>> Begin

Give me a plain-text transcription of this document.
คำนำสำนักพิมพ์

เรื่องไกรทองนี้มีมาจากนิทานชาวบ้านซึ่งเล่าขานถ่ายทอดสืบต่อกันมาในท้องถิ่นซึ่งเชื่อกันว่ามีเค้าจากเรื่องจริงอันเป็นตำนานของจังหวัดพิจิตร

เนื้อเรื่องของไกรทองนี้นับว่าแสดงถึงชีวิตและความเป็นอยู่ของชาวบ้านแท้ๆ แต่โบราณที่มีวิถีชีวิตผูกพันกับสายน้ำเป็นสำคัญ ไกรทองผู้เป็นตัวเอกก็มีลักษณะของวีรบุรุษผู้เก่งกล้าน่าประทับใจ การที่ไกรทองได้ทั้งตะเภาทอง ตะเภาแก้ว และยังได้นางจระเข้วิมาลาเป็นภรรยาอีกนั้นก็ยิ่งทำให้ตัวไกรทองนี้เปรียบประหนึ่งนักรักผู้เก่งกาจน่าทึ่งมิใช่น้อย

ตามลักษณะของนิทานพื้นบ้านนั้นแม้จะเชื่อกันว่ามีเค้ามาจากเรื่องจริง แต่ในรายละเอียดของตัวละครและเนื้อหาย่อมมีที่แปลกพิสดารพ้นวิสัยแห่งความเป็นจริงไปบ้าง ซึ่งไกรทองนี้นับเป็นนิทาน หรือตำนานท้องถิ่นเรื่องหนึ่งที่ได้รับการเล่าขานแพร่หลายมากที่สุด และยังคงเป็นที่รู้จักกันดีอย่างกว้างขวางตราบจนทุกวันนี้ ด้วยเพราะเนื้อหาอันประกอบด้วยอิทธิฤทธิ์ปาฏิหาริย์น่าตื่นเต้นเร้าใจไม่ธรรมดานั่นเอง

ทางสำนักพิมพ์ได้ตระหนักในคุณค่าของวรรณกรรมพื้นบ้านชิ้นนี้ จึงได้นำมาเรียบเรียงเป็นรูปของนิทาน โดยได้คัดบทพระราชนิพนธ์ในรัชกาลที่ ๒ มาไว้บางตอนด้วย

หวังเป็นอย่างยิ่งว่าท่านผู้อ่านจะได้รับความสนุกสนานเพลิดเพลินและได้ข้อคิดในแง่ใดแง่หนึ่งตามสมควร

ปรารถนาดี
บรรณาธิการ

>> End

> EXERCISE PROMPT
Provide the number of lines in these entries that hold the word "องจร", without any accompanying text.

> THE REPLY
2